→ **TO DO**
Find and copy each line of the records where the string "Online" shows up.

....

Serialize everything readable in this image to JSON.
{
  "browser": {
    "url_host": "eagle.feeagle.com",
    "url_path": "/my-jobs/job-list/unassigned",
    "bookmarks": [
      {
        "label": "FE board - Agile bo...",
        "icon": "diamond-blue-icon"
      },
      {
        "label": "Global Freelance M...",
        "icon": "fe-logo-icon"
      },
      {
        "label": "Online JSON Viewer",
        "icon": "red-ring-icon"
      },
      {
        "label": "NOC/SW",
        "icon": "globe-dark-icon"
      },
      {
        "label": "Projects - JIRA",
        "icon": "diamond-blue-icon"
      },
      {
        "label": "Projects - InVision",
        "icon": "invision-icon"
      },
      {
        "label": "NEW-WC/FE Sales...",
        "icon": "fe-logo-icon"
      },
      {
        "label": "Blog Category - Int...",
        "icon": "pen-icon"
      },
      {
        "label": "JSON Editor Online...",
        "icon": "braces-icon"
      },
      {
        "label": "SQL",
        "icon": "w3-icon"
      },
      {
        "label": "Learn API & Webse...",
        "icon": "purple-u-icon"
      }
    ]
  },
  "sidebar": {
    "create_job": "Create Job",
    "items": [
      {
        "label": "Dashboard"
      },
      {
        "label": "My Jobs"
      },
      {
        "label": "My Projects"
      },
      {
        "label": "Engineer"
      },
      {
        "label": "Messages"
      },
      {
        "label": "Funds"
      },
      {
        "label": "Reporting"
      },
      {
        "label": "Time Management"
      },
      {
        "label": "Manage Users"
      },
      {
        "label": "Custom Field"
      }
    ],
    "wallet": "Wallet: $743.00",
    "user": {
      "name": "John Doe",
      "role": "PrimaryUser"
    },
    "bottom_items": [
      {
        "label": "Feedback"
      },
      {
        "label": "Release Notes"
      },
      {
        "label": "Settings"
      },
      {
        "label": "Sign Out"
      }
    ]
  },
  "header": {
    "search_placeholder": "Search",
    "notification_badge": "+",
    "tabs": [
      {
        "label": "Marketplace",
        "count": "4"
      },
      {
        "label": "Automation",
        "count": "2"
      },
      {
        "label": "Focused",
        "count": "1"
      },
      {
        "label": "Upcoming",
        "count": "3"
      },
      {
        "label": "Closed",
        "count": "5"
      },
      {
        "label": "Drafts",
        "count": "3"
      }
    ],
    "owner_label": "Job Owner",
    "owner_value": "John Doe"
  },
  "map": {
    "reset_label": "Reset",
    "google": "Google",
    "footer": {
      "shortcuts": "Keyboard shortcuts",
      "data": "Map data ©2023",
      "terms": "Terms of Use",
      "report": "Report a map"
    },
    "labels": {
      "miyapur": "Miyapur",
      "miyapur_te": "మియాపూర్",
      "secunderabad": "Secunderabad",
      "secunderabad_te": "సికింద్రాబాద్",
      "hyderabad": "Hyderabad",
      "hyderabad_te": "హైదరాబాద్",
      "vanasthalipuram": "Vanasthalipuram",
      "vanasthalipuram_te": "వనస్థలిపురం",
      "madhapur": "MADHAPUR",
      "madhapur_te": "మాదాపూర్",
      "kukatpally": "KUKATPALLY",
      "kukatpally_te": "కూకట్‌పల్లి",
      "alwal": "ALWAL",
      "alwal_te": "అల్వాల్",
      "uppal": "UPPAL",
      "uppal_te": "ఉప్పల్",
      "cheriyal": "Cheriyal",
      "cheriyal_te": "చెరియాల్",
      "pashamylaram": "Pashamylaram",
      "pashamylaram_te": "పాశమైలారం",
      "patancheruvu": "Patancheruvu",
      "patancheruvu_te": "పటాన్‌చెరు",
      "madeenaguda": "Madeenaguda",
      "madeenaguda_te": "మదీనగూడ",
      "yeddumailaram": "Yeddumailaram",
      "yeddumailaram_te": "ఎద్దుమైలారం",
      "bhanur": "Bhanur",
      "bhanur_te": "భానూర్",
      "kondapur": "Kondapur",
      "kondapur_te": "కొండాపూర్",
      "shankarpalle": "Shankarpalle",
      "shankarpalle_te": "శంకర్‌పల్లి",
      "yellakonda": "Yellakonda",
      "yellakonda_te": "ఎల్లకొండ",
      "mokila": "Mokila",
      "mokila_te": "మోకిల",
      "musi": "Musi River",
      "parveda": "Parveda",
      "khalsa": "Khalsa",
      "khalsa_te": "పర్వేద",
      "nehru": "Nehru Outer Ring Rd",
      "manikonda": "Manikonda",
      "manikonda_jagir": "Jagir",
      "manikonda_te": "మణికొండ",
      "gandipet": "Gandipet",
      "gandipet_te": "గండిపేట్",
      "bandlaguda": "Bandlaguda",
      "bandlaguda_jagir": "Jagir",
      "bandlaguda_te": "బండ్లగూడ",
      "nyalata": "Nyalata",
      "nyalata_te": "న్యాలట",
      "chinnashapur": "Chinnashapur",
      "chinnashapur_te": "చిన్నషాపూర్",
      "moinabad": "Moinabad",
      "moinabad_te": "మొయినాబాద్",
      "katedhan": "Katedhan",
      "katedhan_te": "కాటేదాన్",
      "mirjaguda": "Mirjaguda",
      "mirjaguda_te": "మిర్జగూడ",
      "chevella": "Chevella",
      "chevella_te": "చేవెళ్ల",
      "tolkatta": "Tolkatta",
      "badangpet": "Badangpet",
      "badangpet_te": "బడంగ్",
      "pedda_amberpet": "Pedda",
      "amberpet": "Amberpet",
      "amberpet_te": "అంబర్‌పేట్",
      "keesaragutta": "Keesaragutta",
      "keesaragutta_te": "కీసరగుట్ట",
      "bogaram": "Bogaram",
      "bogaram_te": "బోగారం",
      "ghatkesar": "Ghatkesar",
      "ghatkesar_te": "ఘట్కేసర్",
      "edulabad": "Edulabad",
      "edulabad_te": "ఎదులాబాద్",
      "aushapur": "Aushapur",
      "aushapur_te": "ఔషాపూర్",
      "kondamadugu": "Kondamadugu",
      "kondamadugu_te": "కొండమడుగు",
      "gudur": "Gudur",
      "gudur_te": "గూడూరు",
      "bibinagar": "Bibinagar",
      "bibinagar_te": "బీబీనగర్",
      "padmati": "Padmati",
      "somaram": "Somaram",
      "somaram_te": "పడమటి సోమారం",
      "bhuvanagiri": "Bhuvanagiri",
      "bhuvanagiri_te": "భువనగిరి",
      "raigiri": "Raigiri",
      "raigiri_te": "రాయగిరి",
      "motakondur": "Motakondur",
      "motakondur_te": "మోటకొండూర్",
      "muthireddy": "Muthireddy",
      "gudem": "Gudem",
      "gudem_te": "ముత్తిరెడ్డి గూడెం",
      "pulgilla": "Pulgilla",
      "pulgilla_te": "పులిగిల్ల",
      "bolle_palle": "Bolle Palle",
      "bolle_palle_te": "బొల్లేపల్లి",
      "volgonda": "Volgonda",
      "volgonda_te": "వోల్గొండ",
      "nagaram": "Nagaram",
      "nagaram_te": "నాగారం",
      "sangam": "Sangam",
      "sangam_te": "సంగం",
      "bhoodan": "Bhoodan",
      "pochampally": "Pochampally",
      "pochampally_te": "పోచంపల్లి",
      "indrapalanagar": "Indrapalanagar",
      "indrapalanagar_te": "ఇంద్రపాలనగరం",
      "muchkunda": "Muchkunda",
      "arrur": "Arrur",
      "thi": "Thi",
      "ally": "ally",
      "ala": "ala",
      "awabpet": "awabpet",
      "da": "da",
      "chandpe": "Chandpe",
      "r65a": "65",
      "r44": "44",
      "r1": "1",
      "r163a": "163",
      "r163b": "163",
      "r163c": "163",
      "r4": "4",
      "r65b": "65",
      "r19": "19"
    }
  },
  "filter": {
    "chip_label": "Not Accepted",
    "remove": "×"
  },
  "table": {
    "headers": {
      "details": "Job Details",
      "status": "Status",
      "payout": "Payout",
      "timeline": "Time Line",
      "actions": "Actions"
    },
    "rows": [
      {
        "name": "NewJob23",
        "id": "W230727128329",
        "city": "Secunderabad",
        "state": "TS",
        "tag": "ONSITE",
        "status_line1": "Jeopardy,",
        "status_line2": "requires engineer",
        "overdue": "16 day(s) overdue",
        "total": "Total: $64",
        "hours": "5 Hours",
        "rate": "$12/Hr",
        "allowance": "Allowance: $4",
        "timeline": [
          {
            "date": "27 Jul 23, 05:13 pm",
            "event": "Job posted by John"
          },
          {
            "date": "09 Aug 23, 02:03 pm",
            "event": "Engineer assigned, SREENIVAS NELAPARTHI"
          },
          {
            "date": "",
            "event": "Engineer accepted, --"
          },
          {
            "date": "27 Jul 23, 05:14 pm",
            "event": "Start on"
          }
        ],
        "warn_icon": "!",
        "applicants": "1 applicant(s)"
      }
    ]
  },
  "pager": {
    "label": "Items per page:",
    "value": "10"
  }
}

....

→ **THE COMPLETED TASK**
        "label": "Online JSON Viewer",
        "label": "JSON Editor Online...",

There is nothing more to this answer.